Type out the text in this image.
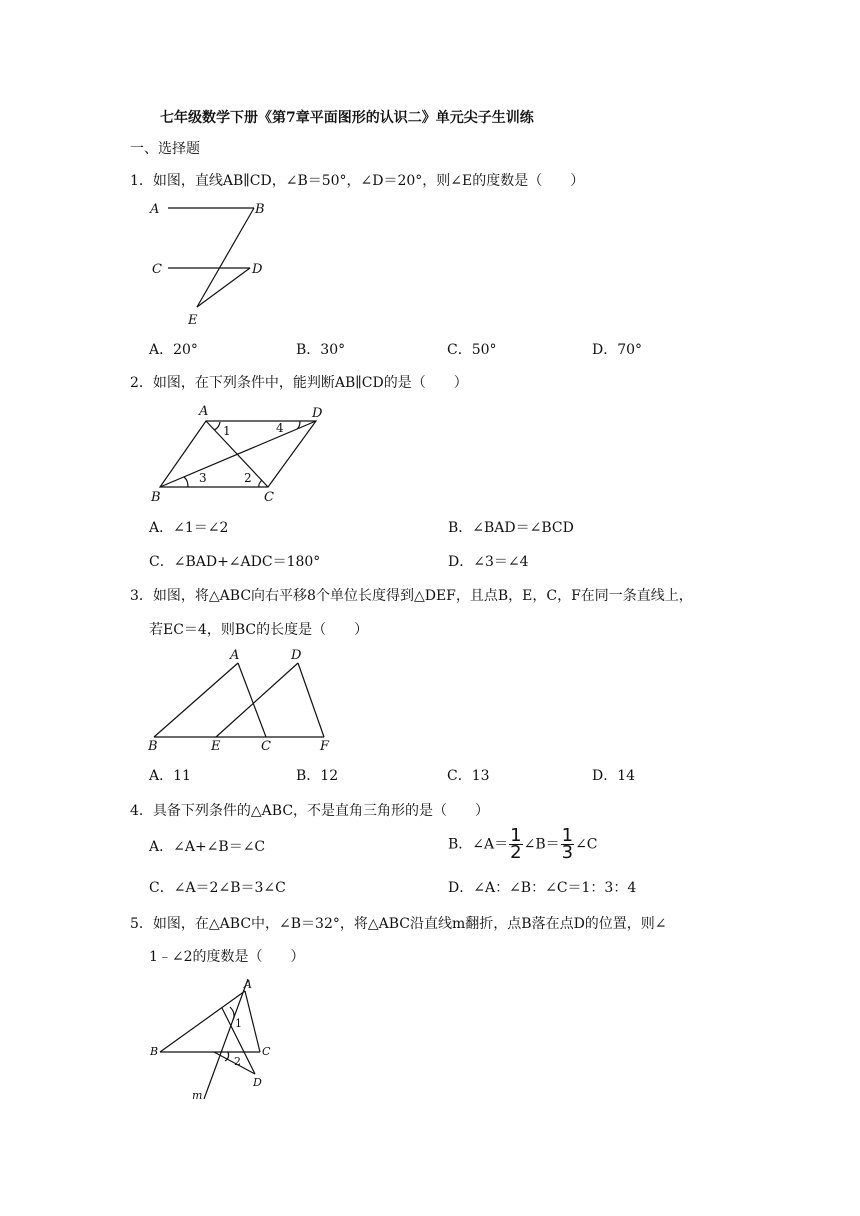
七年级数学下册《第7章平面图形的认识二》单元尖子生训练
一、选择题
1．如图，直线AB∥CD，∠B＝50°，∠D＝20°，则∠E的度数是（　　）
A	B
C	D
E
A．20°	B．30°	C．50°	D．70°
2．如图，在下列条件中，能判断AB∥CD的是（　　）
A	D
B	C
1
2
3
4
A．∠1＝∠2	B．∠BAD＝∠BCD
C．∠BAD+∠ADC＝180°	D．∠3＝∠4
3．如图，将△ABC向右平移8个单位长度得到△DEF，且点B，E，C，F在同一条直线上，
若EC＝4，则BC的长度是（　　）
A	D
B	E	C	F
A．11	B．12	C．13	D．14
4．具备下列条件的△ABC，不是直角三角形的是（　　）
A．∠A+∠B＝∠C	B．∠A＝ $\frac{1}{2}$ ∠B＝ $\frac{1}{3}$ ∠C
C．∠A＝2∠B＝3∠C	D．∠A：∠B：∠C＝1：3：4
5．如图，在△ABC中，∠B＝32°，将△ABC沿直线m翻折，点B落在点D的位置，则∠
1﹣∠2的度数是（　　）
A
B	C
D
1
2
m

┄┄┄┄┄┄┄┄┄┄

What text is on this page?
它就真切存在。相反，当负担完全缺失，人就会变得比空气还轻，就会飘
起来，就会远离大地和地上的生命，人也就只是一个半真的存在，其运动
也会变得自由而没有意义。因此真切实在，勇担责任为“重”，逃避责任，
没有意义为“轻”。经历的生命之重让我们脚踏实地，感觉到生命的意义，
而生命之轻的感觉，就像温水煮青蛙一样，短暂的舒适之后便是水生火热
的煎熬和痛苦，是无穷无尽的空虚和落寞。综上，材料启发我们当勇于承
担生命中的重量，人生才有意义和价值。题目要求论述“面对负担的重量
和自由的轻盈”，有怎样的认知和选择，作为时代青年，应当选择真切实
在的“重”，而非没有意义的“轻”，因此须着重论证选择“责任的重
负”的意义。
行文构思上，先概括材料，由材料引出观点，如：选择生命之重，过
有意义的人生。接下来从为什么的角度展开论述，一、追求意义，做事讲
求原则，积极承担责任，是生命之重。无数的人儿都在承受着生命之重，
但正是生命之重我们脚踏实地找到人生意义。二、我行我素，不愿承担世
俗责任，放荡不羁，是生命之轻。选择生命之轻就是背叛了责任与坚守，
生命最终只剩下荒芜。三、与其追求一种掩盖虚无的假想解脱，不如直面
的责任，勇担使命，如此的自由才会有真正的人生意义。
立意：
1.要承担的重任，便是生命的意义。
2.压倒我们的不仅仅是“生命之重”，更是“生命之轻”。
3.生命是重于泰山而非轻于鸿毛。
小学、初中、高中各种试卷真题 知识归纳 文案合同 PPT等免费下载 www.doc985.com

┄┄┄┄┄┄┄┄┄┄

Stated problem — Locate the word "this" in the data above. Copy every line carrying it.

Full answer —
Type out the text in this image.
What text is on this page?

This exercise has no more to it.